_Petunjuk_
Ganti setiap "Introduction" dengan "Overview" di semua item di bawah ini. Tuliskan kembali semua barisnya tanpa perubahan lain.

_Data untuk Diproses_
%%

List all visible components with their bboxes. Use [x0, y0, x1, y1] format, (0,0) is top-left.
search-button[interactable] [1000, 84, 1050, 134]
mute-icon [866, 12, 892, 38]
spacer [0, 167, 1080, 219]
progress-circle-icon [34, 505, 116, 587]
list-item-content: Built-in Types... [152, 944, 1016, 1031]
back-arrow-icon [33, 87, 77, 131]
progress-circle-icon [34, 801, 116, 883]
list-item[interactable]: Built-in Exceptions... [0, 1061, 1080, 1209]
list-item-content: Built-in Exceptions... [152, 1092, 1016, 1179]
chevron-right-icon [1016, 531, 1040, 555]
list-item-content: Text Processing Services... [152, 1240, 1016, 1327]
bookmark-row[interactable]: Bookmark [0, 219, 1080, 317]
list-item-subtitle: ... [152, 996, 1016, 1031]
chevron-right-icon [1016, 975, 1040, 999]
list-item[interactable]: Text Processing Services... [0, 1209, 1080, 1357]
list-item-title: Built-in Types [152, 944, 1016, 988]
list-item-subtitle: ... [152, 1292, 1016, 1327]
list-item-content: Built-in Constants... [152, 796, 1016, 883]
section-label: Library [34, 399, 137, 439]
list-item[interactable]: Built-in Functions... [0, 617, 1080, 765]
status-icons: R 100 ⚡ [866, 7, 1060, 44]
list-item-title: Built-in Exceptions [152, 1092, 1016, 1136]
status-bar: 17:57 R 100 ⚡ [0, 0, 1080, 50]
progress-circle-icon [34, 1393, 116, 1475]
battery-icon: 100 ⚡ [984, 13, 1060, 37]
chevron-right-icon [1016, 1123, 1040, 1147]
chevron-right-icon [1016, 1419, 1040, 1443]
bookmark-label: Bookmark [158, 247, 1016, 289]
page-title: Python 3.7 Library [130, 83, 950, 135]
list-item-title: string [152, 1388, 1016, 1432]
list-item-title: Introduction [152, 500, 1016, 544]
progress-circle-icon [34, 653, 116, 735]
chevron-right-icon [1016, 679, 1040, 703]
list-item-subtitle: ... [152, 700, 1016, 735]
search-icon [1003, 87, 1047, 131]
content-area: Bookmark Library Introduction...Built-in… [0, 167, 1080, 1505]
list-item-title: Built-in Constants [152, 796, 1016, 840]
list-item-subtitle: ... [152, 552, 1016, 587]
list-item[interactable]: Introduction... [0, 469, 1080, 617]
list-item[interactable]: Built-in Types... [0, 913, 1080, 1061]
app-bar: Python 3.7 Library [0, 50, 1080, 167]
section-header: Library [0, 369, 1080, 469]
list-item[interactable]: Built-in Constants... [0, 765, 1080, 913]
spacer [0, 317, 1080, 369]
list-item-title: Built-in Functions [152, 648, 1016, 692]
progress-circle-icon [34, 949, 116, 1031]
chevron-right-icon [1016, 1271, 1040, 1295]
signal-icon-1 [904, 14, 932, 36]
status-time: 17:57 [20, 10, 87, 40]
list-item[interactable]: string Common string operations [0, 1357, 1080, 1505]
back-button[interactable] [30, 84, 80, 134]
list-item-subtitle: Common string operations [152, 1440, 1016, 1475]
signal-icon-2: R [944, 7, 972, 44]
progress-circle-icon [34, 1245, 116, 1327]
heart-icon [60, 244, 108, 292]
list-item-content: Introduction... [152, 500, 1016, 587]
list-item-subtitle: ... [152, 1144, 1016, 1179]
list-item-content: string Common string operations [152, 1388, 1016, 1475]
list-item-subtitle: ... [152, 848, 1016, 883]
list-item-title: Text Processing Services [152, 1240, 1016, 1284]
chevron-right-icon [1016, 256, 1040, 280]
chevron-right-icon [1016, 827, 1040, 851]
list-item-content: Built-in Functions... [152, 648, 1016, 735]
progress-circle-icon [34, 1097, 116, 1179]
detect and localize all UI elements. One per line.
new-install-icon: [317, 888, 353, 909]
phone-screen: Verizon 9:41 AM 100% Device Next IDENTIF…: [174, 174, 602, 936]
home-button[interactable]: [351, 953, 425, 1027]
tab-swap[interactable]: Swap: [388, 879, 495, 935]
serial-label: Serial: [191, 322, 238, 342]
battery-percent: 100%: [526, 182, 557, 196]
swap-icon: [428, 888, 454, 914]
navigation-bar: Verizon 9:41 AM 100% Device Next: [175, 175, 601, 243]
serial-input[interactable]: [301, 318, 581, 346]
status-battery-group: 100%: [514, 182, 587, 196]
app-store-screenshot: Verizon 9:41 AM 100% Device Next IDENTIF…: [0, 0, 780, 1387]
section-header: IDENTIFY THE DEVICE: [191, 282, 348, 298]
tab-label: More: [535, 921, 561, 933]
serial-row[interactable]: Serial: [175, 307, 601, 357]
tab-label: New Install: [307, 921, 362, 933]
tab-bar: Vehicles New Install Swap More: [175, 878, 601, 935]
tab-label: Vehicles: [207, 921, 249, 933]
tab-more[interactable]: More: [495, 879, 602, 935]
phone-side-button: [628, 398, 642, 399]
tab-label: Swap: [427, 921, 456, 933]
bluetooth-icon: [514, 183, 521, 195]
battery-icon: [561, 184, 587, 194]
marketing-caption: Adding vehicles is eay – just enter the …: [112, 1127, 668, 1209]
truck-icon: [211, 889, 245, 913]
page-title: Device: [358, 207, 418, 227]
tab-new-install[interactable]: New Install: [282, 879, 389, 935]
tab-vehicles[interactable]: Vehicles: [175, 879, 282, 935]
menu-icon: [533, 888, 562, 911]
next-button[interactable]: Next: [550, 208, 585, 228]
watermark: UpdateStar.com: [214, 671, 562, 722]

%%

_Hasil Tugas_
List all visible components with their bboxes. Use [x0, y0, x1, y1] format, (0,0) is top-left.
search-button[interactable] [1000, 84, 1050, 134]
mute-icon [866, 12, 892, 38]
spacer [0, 167, 1080, 219]
progress-circle-icon [34, 505, 116, 587]
list-item-content: Built-in Types... [152, 944, 1016, 1031]
back-arrow-icon [33, 87, 77, 131]
progress-circle-icon [34, 801, 116, 883]
list-item[interactable]: Built-in Exceptions... [0, 1061, 1080, 1209]
list-item-content: Built-in Exceptions... [152, 1092, 1016, 1179]
chevron-right-icon [1016, 531, 1040, 555]
list-item-content: Text Processing Services... [152, 1240, 1016, 1327]
bookmark-row[interactable]: Bookmark [0, 219, 1080, 317]
list-item-subtitle: ... [152, 996, 1016, 1031]
chevron-right-icon [1016, 975, 1040, 999]
list-item[interactable]: Text Processing Services... [0, 1209, 1080, 1357]
list-item-title: Built-in Types [152, 944, 1016, 988]
list-item-subtitle: ... [152, 1292, 1016, 1327]
list-item-content: Built-in Constants... [152, 796, 1016, 883]
section-label: Library [34, 399, 137, 439]
list-item[interactable]: Built-in Functions... [0, 617, 1080, 765]
status-icons: R 100 ⚡ [866, 7, 1060, 44]
list-item-title: Built-in Exceptions [152, 1092, 1016, 1136]
status-bar: 17:57 R 100 ⚡ [0, 0, 1080, 50]
progress-circle-icon [34, 1393, 116, 1475]
battery-icon: 100 ⚡ [984, 13, 1060, 37]
chevron-right-icon [1016, 1123, 1040, 1147]
chevron-right-icon [1016, 1419, 1040, 1443]
bookmark-label: Bookmark [158, 247, 1016, 289]
page-title: Python 3.7 Library [130, 83, 950, 135]
list-item-title: string [152, 1388, 1016, 1432]
list-item-title: Overview [152, 500, 1016, 544]
progress-circle-icon [34, 653, 116, 735]
chevron-right-icon [1016, 679, 1040, 703]
list-item-subtitle: ... [152, 700, 1016, 735]
search-icon [1003, 87, 1047, 131]
content-area: Bookmark Library Overview...Built-in… [0, 167, 1080, 1505]
list-item-title: Built-in Constants [152, 796, 1016, 840]
list-item-subtitle: ... [152, 552, 1016, 587]
list-item[interactable]: Overview... [0, 469, 1080, 617]
list-item[interactable]: Built-in Types... [0, 913, 1080, 1061]
app-bar: Python 3.7 Library [0, 50, 1080, 167]
section-header: Library [0, 369, 1080, 469]
list-item[interactable]: Built-in Constants... [0, 765, 1080, 913]
spacer [0, 317, 1080, 369]
list-item-title: Built-in Functions [152, 648, 1016, 692]
progress-circle-icon [34, 949, 116, 1031]
chevron-right-icon [1016, 1271, 1040, 1295]
signal-icon-1 [904, 14, 932, 36]
status-time: 17:57 [20, 10, 87, 40]
list-item[interactable]: string Common string operations [0, 1357, 1080, 1505]
back-button[interactable] [30, 84, 80, 134]
list-item-subtitle: Common string operations [152, 1440, 1016, 1475]
signal-icon-2: R [944, 7, 972, 44]
progress-circle-icon [34, 1245, 116, 1327]
heart-icon [60, 244, 108, 292]
list-item-content: Overview... [152, 500, 1016, 587]
list-item-subtitle: ... [152, 1144, 1016, 1179]
list-item-content: string Common string operations [152, 1388, 1016, 1475]
list-item-subtitle: ... [152, 848, 1016, 883]
list-item-title: Text Processing Services [152, 1240, 1016, 1284]
chevron-right-icon [1016, 256, 1040, 280]
chevron-right-icon [1016, 827, 1040, 851]
list-item-content: Built-in Functions... [152, 648, 1016, 735]
progress-circle-icon [34, 1097, 116, 1179]
detect and localize all UI elements. One per line.
new-install-icon: [317, 888, 353, 909]
phone-screen: Verizon 9:41 AM 100% Device Next IDENTIF…: [174, 174, 602, 936]
home-button[interactable]: [351, 953, 425, 1027]
tab-swap[interactable]: Swap: [388, 879, 495, 935]
serial-label: Serial: [191, 322, 238, 342]
battery-percent: 100%: [526, 182, 557, 196]
swap-icon: [428, 888, 454, 914]
navigation-bar: Verizon 9:41 AM 100% Device Next: [175, 175, 601, 243]
serial-input[interactable]: [301, 318, 581, 346]
status-battery-group: 100%: [514, 182, 587, 196]
app-store-screenshot: Verizon 9:41 AM 100% Device Next IDENTIF…: [0, 0, 780, 1387]
section-header: IDENTIFY THE DEVICE: [191, 282, 348, 298]
tab-label: More: [535, 921, 561, 933]
serial-row[interactable]: Serial: [175, 307, 601, 357]
tab-label: New Install: [307, 921, 362, 933]
tab-bar: Vehicles New Install Swap More: [175, 878, 601, 935]
tab-label: Vehicles: [207, 921, 249, 933]
tab-more[interactable]: More: [495, 879, 602, 935]
phone-side-button: [628, 398, 642, 399]
tab-label: Swap: [427, 921, 456, 933]
bluetooth-icon: [514, 183, 521, 195]
battery-icon: [561, 184, 587, 194]
marketing-caption: Adding vehicles is eay – just enter the …: [112, 1127, 668, 1209]
truck-icon: [211, 889, 245, 913]
page-title: Device: [358, 207, 418, 227]
tab-new-install[interactable]: New Install: [282, 879, 389, 935]
tab-vehicles[interactable]: Vehicles: [175, 879, 282, 935]
menu-icon: [533, 888, 562, 911]
next-button[interactable]: Next: [550, 208, 585, 228]
watermark: UpdateStar.com: [214, 671, 562, 722]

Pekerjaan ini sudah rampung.